--- Start Selected excerpt ---
In addition to the plots, gam.check() also provides the output of k.check().

Choosing a distribution

Pronounced heteroscedasticity and some strong outliers in the residuals

Choosing a distribution

For our interaction model, we need a probability distribution that allows the variance to increase with the mean.

One family of distributions that has this property and that works well in a GAM is the Tweedie family.

A common link function for Tweedie distributions is the \(log\).

As in a GLM, we can use the family = argument in gam() to fit models with other distributions (including distributions such as binomial, poisson, gamma etc.).

To get an overview of families available in mgcv:

?family.mgcv

Exercise 3

Fit a new model smooth_interact_tw with the same formula as the smooth_interact model but with a distribution from the Tweedie family (instead of the normal distribution) and log link function. You can do so by using family = tw(link = "log") inside gam().
Check the choice of k and the residual plots for the new model.
Compare smooth_interact_tw with smooth_interact. Which one would you choose?

Hint:

# Here is how we would write the model to specify the Normal distribution:
smooth_interact <- gam(
  Sources ~ Season + s(SampleDepth, RelativeDepth, k = 60),
  family = gaussian(link = "identity"),
  data = isit,
  method = "REML"
)

Exercise 3 - Solution

1. First, let us fit a new model with the Tweedie distribution and a log link function.

smooth_interact_tw <- gam(
  Sources ~ Season + s(SampleDepth, RelativeDepth, k = 60),
  family = tw(link = "log"),
  data = isit,
  method = "REML"
)
summary(smooth_interact_tw)$p.table

             Estimate Std. Error  t value      Pr(>|t|)
(Intercept) 1.3126641 0.03400390 38.60333 8.446478e-180
Season2     0.5350529 0.04837342 11.06089  1.961733e-26

summary(smooth_interact_tw)$s.table

                                  edf   Ref.df        F p-value
s(SampleDepth,RelativeDepth) 43.23949 51.57139 116.9236       0

Exercise 3 - Solution

2. Check the choice of k and the residual plots for the new model.

Next, we should check the basis dimension:

k.check(smooth_interact_tw)
--- End Selected excerpt ---
Instructions to follow - Say whether each statement below agrees with the excerpt on choosing a distribution, answering yes or no and quoting the words of the excerpt that decide it. (a) gam.check() also gives the output of k.check(). (b) The model in the hint uses a log link function. (c) The smooth term in smooth_interact_tw uses k = 60.
--- Start Given material ---
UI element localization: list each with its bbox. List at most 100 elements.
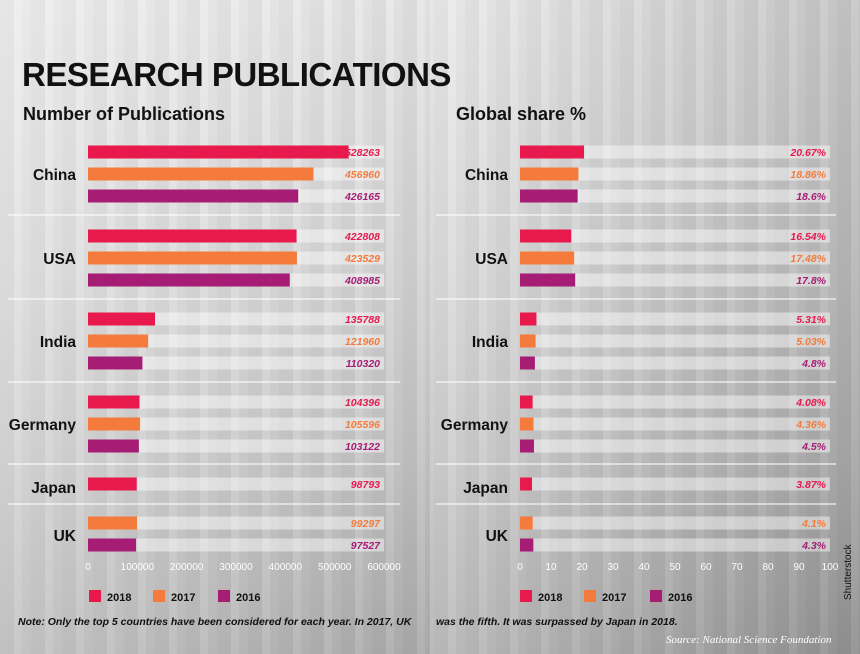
--- End Given material ---
Task answer -
(a) Yes: "gam.check() also provides the output of k.check()"
(b) No: "family = gaussian(link = "identity")"
(c) Yes: "s(SampleDepth, RelativeDepth, k = 60)"